WHAT YOU NEED TO DO>
Work through the data line by line, gathering every line that has the word "Date".

[Figure content listings]
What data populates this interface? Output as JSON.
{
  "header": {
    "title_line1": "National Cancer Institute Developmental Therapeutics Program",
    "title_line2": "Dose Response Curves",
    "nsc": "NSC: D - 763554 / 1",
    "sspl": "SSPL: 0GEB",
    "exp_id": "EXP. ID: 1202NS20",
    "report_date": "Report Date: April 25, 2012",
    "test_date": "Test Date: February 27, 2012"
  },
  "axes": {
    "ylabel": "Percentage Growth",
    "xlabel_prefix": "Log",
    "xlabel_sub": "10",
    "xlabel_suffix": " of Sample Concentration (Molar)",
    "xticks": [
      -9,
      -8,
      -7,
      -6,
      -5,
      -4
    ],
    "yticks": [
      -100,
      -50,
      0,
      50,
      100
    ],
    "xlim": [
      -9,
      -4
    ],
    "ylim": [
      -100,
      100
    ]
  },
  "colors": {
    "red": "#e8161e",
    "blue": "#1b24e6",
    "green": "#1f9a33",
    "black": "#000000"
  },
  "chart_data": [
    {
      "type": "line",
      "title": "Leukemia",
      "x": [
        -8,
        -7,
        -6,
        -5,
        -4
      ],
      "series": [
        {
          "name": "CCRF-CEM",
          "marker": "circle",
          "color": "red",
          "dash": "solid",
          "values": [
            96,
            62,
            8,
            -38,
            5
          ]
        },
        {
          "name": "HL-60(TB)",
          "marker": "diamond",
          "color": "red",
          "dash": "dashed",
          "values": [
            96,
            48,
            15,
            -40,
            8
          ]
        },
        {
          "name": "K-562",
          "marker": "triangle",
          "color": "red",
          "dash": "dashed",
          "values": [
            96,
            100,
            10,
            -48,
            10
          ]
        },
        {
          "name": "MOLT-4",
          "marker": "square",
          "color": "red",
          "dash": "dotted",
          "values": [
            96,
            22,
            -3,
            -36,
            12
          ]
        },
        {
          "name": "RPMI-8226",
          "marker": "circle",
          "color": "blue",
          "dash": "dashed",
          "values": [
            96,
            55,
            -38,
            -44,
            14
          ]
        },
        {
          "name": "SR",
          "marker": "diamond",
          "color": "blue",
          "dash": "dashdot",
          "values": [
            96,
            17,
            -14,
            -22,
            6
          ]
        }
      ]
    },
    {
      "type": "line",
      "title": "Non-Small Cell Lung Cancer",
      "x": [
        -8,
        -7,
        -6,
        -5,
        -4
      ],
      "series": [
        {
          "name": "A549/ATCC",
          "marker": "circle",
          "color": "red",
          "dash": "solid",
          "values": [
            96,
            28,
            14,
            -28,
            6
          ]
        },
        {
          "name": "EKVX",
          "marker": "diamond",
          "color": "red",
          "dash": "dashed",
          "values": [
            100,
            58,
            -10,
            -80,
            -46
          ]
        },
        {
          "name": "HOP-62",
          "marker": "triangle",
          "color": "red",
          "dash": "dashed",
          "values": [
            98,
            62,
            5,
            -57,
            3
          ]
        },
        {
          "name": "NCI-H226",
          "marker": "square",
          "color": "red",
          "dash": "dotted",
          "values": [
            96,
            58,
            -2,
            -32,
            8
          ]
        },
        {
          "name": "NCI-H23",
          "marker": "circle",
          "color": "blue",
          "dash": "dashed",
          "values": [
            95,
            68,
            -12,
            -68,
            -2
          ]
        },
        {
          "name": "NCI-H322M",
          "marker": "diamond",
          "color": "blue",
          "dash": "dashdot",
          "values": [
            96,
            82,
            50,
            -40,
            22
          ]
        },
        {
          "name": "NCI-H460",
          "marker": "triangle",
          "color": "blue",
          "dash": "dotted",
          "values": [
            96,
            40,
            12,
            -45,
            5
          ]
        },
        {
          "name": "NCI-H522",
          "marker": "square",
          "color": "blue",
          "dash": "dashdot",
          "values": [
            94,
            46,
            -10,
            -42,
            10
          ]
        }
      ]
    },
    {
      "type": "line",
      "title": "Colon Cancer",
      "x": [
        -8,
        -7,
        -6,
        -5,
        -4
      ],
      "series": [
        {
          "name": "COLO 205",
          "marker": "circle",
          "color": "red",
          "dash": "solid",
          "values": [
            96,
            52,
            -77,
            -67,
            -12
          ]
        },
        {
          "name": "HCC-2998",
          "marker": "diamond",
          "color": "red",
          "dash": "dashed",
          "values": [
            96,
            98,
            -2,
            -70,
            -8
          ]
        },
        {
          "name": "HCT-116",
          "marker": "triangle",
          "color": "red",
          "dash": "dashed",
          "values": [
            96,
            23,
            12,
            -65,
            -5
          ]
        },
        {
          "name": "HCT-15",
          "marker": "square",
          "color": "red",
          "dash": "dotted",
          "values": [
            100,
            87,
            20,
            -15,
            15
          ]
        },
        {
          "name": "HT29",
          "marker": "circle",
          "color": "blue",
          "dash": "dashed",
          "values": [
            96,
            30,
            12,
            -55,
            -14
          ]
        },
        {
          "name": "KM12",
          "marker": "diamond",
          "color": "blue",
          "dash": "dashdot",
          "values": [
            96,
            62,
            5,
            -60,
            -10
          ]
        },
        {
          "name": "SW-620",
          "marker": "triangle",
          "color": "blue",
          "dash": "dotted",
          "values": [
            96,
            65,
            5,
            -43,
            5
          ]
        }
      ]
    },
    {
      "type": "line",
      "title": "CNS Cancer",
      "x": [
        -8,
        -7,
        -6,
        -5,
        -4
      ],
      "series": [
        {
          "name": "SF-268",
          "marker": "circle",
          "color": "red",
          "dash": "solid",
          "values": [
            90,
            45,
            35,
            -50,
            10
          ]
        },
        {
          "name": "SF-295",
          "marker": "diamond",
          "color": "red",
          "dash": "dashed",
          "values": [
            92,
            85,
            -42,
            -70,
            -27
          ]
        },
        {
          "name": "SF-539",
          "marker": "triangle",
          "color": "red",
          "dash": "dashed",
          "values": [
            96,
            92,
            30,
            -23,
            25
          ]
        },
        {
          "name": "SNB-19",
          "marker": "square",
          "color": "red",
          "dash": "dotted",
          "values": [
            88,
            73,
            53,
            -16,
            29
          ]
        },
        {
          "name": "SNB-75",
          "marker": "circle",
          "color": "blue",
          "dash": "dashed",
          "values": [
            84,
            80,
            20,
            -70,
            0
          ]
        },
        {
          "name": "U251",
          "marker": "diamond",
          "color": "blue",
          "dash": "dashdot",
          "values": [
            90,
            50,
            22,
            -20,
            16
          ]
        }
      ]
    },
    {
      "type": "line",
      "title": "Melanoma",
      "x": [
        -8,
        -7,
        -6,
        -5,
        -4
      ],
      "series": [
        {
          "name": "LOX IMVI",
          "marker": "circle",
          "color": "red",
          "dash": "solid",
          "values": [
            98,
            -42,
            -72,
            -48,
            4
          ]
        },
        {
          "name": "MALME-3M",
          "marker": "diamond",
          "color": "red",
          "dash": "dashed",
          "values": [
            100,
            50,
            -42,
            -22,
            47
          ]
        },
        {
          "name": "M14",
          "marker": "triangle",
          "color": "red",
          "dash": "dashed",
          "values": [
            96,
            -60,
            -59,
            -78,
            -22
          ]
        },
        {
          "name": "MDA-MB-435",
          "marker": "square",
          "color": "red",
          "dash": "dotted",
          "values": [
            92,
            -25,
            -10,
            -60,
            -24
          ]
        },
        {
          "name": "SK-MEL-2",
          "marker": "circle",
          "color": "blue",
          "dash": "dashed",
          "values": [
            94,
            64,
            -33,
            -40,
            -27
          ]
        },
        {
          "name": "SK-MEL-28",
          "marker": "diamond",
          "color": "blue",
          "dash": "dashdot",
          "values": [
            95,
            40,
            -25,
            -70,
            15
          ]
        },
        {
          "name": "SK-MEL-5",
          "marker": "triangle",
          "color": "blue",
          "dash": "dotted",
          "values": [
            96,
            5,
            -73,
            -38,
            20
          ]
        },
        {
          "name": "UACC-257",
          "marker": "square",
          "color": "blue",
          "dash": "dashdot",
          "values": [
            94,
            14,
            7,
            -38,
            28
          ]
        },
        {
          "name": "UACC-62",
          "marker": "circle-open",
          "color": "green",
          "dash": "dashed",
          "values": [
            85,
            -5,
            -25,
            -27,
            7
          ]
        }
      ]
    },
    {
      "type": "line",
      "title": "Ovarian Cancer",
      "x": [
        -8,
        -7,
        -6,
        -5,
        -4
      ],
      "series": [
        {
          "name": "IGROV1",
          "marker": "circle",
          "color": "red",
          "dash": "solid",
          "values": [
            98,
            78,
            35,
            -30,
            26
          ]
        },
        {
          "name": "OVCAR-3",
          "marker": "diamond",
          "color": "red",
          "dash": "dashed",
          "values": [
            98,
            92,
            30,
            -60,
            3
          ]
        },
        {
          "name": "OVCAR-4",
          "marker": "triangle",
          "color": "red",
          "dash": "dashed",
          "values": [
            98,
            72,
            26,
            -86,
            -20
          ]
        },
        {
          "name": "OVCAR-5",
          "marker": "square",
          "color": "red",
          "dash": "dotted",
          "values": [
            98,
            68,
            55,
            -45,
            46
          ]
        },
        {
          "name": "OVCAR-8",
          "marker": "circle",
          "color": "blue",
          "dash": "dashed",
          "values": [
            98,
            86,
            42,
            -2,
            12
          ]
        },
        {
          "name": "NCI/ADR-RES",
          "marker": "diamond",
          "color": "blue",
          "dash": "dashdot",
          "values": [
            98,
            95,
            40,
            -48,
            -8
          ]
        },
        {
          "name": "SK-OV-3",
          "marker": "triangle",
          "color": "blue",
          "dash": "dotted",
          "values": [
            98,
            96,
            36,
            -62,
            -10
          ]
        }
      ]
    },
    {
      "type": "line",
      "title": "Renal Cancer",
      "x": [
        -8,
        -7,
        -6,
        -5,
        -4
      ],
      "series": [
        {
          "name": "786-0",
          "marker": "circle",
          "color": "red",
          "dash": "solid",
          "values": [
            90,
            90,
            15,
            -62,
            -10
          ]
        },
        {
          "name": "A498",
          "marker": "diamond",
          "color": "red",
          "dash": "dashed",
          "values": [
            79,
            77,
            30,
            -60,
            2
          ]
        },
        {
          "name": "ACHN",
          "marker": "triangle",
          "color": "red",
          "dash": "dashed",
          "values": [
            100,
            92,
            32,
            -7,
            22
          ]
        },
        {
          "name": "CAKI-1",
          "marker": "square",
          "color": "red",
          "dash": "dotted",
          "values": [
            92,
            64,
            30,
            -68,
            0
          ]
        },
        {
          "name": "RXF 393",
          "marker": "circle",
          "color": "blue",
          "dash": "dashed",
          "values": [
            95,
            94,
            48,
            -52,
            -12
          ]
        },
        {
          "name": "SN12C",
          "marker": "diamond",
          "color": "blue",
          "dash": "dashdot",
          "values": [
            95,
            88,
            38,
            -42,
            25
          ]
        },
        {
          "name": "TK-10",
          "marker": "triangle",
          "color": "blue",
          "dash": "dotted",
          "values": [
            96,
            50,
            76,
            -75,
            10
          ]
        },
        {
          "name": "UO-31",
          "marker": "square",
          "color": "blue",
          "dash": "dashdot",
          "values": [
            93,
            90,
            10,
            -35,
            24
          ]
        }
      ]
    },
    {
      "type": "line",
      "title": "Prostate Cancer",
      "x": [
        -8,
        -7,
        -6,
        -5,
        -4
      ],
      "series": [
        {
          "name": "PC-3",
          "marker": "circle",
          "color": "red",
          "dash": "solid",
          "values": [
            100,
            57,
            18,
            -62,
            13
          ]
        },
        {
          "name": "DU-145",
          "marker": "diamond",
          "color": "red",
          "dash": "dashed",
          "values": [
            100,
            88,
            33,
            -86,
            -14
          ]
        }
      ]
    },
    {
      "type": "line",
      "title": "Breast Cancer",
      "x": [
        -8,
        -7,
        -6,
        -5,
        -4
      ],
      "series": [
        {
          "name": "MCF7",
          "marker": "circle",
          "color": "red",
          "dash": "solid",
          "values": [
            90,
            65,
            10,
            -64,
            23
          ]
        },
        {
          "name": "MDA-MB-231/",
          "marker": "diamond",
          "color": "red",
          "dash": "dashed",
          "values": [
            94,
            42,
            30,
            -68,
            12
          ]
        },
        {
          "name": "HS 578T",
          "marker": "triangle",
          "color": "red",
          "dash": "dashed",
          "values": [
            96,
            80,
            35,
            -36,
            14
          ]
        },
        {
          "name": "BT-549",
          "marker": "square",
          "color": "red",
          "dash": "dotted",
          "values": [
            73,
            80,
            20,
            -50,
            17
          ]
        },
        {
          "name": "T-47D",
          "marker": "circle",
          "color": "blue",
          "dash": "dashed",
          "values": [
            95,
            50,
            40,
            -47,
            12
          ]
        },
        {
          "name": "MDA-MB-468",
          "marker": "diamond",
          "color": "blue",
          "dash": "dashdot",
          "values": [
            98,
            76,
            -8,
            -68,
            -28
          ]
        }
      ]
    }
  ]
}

IN RESPONSE>
    "report_date": "Report Date: April 25, 2012",
    "test_date": "Test Date: February 27, 2012"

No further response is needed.